* begin EXTRACTED MATERIAL *

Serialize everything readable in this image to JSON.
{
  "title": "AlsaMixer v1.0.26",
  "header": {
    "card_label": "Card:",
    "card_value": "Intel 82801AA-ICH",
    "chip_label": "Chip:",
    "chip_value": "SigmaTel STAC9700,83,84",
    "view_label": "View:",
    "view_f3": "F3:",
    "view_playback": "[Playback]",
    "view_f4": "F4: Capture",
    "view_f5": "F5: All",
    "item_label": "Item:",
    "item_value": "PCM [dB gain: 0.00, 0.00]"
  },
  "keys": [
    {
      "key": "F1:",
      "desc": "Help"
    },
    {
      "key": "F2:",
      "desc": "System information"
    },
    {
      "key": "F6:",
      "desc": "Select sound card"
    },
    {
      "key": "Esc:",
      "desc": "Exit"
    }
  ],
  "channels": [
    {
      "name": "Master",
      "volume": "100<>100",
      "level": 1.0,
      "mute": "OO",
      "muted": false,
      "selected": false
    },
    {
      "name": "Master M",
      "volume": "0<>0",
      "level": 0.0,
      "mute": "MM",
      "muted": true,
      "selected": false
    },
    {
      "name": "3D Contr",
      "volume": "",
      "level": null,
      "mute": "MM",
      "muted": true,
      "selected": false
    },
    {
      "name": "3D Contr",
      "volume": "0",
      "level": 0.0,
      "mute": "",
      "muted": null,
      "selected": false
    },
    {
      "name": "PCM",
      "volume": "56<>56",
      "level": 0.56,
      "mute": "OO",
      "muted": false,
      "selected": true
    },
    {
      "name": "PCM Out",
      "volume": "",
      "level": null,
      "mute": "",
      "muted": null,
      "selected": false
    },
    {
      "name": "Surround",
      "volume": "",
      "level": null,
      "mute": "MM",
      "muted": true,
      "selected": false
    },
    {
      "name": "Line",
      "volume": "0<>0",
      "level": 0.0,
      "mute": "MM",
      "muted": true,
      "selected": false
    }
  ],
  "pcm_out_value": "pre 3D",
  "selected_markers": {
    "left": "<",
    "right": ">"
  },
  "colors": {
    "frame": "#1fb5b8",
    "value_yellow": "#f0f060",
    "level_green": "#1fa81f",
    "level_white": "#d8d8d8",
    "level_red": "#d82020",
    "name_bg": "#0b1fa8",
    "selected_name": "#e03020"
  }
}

* end EXTRACTED MATERIAL *

• WHAT THE EXERCISE ASKS: Without leaving anything out, give the entries again exactly.

• IN RESPONSE:
Serialize everything readable in this image to JSON.
{
  "title": "AlsaMixer v1.0.26",
  "header": {
    "card_label": "Card:",
    "card_value": "Intel 82801AA-ICH",
    "chip_label": "Chip:",
    "chip_value": "SigmaTel STAC9700,83,84",
    "view_label": "View:",
    "view_f3": "F3:",
    "view_playback": "[Playback]",
    "view_f4": "F4: Capture",
    "view_f5": "F5: All",
    "item_label": "Item:",
    "item_value": "PCM [dB gain: 0.00, 0.00]"
  },
  "keys": [
    {
      "key": "F1:",
      "desc": "Help"
    },
    {
      "key": "F2:",
      "desc": "System information"
    },
    {
      "key": "F6:",
      "desc": "Select sound card"
    },
    {
      "key": "Esc:",
      "desc": "Exit"
    }
  ],
  "channels": [
    {
      "name": "Master",
      "volume": "100<>100",
      "level": 1.0,
      "mute": "OO",
      "muted": false,
      "selected": false
    },
    {
      "name": "Master M",
      "volume": "0<>0",
      "level": 0.0,
      "mute": "MM",
      "muted": true,
      "selected": false
    },
    {
      "name": "3D Contr",
      "volume": "",
      "level": null,
      "mute": "MM",
      "muted": true,
      "selected": false
    },
    {
      "name": "3D Contr",
      "volume": "0",
      "level": 0.0,
      "mute": "",
      "muted": null,
      "selected": false
    },
    {
      "name": "PCM",
      "volume": "56<>56",
      "level": 0.56,
      "mute": "OO",
      "muted": false,
      "selected": true
    },
    {
      "name": "PCM Out",
      "volume": "",
      "level": null,
      "mute": "",
      "muted": null,
      "selected": false
    },
    {
      "name": "Surround",
      "volume": "",
      "level": null,
      "mute": "MM",
      "muted": true,
      "selected": false
    },
    {
      "name": "Line",
      "volume": "0<>0",
      "level": 0.0,
      "mute": "MM",
      "muted": true,
      "selected": false
    }
  ],
  "pcm_out_value": "pre 3D",
  "selected_markers": {
    "left": "<",
    "right": ">"
  },
  "colors": {
    "frame": "#1fb5b8",
    "value_yellow": "#f0f060",
    "level_green": "#1fa81f",
    "level_white": "#d8d8d8",
    "level_red": "#d82020",
    "name_bg": "#0b1fa8",
    "selected_name": "#e03020"
  }
}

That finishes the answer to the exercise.